**INSTRUCTION:** Transcribe all records exactly.

**DATA SUPPLIED:**

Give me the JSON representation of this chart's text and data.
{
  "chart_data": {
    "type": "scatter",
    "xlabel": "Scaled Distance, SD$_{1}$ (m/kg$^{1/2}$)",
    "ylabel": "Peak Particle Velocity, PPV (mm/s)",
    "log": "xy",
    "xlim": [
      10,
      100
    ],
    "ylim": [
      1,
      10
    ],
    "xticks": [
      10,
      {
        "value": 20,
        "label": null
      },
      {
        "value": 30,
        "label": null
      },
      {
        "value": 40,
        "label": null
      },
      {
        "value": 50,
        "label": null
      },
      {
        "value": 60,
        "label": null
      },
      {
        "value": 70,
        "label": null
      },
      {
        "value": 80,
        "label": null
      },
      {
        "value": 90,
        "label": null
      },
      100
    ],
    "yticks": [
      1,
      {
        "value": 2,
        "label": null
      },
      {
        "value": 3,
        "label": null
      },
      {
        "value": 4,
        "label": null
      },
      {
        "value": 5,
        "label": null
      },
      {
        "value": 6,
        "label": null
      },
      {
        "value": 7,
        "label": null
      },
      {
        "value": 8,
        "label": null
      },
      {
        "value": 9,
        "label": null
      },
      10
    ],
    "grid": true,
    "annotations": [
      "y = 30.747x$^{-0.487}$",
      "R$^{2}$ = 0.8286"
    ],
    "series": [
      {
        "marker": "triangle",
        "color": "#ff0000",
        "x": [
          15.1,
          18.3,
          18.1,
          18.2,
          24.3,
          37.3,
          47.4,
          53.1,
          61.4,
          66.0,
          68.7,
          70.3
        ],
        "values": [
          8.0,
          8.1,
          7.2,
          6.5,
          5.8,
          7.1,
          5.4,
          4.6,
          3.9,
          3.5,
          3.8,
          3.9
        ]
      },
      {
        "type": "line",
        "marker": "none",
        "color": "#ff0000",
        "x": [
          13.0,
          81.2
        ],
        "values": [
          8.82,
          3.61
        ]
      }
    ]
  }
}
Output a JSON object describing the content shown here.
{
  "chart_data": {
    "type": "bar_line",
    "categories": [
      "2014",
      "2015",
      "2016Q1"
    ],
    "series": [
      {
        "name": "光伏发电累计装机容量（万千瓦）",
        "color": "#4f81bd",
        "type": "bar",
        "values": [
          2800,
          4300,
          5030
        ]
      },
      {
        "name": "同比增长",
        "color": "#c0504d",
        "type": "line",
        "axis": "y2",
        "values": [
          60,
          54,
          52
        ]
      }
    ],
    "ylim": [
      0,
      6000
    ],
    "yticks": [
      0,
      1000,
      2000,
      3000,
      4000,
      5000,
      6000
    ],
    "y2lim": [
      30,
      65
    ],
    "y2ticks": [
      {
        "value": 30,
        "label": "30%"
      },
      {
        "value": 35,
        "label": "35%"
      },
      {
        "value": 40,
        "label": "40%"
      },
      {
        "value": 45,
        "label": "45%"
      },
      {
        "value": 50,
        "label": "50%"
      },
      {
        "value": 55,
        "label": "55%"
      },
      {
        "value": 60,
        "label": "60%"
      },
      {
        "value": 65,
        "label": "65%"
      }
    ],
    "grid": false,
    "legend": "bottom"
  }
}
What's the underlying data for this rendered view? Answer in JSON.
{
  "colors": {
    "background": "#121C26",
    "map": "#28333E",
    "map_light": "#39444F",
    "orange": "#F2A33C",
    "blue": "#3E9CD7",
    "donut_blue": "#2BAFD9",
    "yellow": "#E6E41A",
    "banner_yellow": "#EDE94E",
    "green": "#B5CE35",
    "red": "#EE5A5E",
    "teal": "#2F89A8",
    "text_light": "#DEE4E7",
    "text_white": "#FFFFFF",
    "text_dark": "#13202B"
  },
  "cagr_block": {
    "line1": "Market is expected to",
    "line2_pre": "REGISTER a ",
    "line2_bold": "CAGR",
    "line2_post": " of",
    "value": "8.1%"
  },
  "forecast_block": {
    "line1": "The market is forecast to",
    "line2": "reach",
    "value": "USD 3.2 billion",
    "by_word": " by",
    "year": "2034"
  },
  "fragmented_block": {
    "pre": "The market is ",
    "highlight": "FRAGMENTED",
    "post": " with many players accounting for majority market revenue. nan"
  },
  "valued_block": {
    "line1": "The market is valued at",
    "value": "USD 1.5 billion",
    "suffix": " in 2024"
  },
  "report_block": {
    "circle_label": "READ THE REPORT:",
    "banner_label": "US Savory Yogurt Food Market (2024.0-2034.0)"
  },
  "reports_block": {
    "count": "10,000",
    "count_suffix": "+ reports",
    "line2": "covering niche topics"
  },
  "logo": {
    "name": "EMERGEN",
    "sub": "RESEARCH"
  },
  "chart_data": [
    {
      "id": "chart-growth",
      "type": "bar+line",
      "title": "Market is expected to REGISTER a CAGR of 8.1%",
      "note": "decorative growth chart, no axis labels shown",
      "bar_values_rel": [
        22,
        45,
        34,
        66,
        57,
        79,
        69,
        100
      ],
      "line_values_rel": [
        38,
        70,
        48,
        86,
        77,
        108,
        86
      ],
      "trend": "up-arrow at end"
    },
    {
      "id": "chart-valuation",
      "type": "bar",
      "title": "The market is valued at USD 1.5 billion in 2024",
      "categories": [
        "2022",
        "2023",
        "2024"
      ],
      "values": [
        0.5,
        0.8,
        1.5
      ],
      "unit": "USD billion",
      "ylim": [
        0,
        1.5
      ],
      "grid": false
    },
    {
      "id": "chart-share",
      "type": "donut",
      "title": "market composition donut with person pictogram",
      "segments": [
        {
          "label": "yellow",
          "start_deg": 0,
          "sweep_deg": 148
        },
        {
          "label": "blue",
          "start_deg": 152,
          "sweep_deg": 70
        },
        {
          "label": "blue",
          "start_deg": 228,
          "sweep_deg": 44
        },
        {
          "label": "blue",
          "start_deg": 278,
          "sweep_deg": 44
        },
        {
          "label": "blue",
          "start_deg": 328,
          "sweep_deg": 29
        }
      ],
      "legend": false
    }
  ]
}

**TASK ANSWER:**
Give me the JSON representation of this chart's text and data.
{
  "chart_data": {
    "type": "scatter",
    "xlabel": "Scaled Distance, SD$_{1}$ (m/kg$^{1/2}$)",
    "ylabel": "Peak Particle Velocity, PPV (mm/s)",
    "log": "xy",
    "xlim": [
      10,
      100
    ],
    "ylim": [
      1,
      10
    ],
    "xticks": [
      10,
      {
        "value": 20,
        "label": null
      },
      {
        "value": 30,
        "label": null
      },
      {
        "value": 40,
        "label": null
      },
      {
        "value": 50,
        "label": null
      },
      {
        "value": 60,
        "label": null
      },
      {
        "value": 70,
        "label": null
      },
      {
        "value": 80,
        "label": null
      },
      {
        "value": 90,
        "label": null
      },
      100
    ],
    "yticks": [
      1,
      {
        "value": 2,
        "label": null
      },
      {
        "value": 3,
        "label": null
      },
      {
        "value": 4,
        "label": null
      },
      {
        "value": 5,
        "label": null
      },
      {
        "value": 6,
        "label": null
      },
      {
        "value": 7,
        "label": null
      },
      {
        "value": 8,
        "label": null
      },
      {
        "value": 9,
        "label": null
      },
      10
    ],
    "grid": true,
    "annotations": [
      "y = 30.747x$^{-0.487}$",
      "R$^{2}$ = 0.8286"
    ],
    "series": [
      {
        "marker": "triangle",
        "color": "#ff0000",
        "x": [
          15.1,
          18.3,
          18.1,
          18.2,
          24.3,
          37.3,
          47.4,
          53.1,
          61.4,
          66.0,
          68.7,
          70.3
        ],
        "values": [
          8.0,
          8.1,
          7.2,
          6.5,
          5.8,
          7.1,
          5.4,
          4.6,
          3.9,
          3.5,
          3.8,
          3.9
        ]
      },
      {
        "type": "line",
        "marker": "none",
        "color": "#ff0000",
        "x": [
          13.0,
          81.2
        ],
        "values": [
          8.82,
          3.61
        ]
      }
    ]
  }
}
Output a JSON object describing the content shown here.
{
  "chart_data": {
    "type": "bar_line",
    "categories": [
      "2014",
      "2015",
      "2016Q1"
    ],
    "series": [
      {
        "name": "光伏发电累计装机容量（万千瓦）",
        "color": "#4f81bd",
        "type": "bar",
        "values": [
          2800,
          4300,
          5030
        ]
      },
      {
        "name": "同比增长",
        "color": "#c0504d",
        "type": "line",
        "axis": "y2",
        "values": [
          60,
          54,
          52
        ]
      }
    ],
    "ylim": [
      0,
      6000
    ],
    "yticks": [
      0,
      1000,
      2000,
      3000,
      4000,
      5000,
      6000
    ],
    "y2lim": [
      30,
      65
    ],
    "y2ticks": [
      {
        "value": 30,
        "label": "30%"
      },
      {
        "value": 35,
        "label": "35%"
      },
      {
        "value": 40,
        "label": "40%"
      },
      {
        "value": 45,
        "label": "45%"
      },
      {
        "value": 50,
        "label": "50%"
      },
      {
        "value": 55,
        "label": "55%"
      },
      {
        "value": 60,
        "label": "60%"
      },
      {
        "value": 65,
        "label": "65%"
      }
    ],
    "grid": false,
    "legend": "bottom"
  }
}
What's the underlying data for this rendered view? Answer in JSON.
{
  "colors": {
    "background": "#121C26",
    "map": "#28333E",
    "map_light": "#39444F",
    "orange": "#F2A33C",
    "blue": "#3E9CD7",
    "donut_blue": "#2BAFD9",
    "yellow": "#E6E41A",
    "banner_yellow": "#EDE94E",
    "green": "#B5CE35",
    "red": "#EE5A5E",
    "teal": "#2F89A8",
    "text_light": "#DEE4E7",
    "text_white": "#FFFFFF",
    "text_dark": "#13202B"
  },
  "cagr_block": {
    "line1": "Market is expected to",
    "line2_pre": "REGISTER a ",
    "line2_bold": "CAGR",
    "line2_post": " of",
    "value": "8.1%"
  },
  "forecast_block": {
    "line1": "The market is forecast to",
    "line2": "reach",
    "value": "USD 3.2 billion",
    "by_word": " by",
    "year": "2034"
  },
  "fragmented_block": {
    "pre": "The market is ",
    "highlight": "FRAGMENTED",
    "post": " with many players accounting for majority market revenue. nan"
  },
  "valued_block": {
    "line1": "The market is valued at",
    "value": "USD 1.5 billion",
    "suffix": " in 2024"
  },
  "report_block": {
    "circle_label": "READ THE REPORT:",
    "banner_label": "US Savory Yogurt Food Market (2024.0-2034.0)"
  },
  "reports_block": {
    "count": "10,000",
    "count_suffix": "+ reports",
    "line2": "covering niche topics"
  },
  "logo": {
    "name": "EMERGEN",
    "sub": "RESEARCH"
  },
  "chart_data": [
    {
      "id": "chart-growth",
      "type": "bar+line",
      "title": "Market is expected to REGISTER a CAGR of 8.1%",
      "note": "decorative growth chart, no axis labels shown",
      "bar_values_rel": [
        22,
        45,
        34,
        66,
        57,
        79,
        69,
        100
      ],
      "line_values_rel": [
        38,
        70,
        48,
        86,
        77,
        108,
        86
      ],
      "trend": "up-arrow at end"
    },
    {
      "id": "chart-valuation",
      "type": "bar",
      "title": "The market is valued at USD 1.5 billion in 2024",
      "categories": [
        "2022",
        "2023",
        "2024"
      ],
      "values": [
        0.5,
        0.8,
        1.5
      ],
      "unit": "USD billion",
      "ylim": [
        0,
        1.5
      ],
      "grid": false
    },
    {
      "id": "chart-share",
      "type": "donut",
      "title": "market composition donut with person pictogram",
      "segments": [
        {
          "label": "yellow",
          "start_deg": 0,
          "sweep_deg": 148
        },
        {
          "label": "blue",
          "start_deg": 152,
          "sweep_deg": 70
        },
        {
          "label": "blue",
          "start_deg": 228,
          "sweep_deg": 44
        },
        {
          "label": "blue",
          "start_deg": 278,
          "sweep_deg": 44
        },
        {
          "label": "blue",
          "start_deg": 328,
          "sweep_deg": 29
        }
      ],
      "legend": false
    }
  ]
}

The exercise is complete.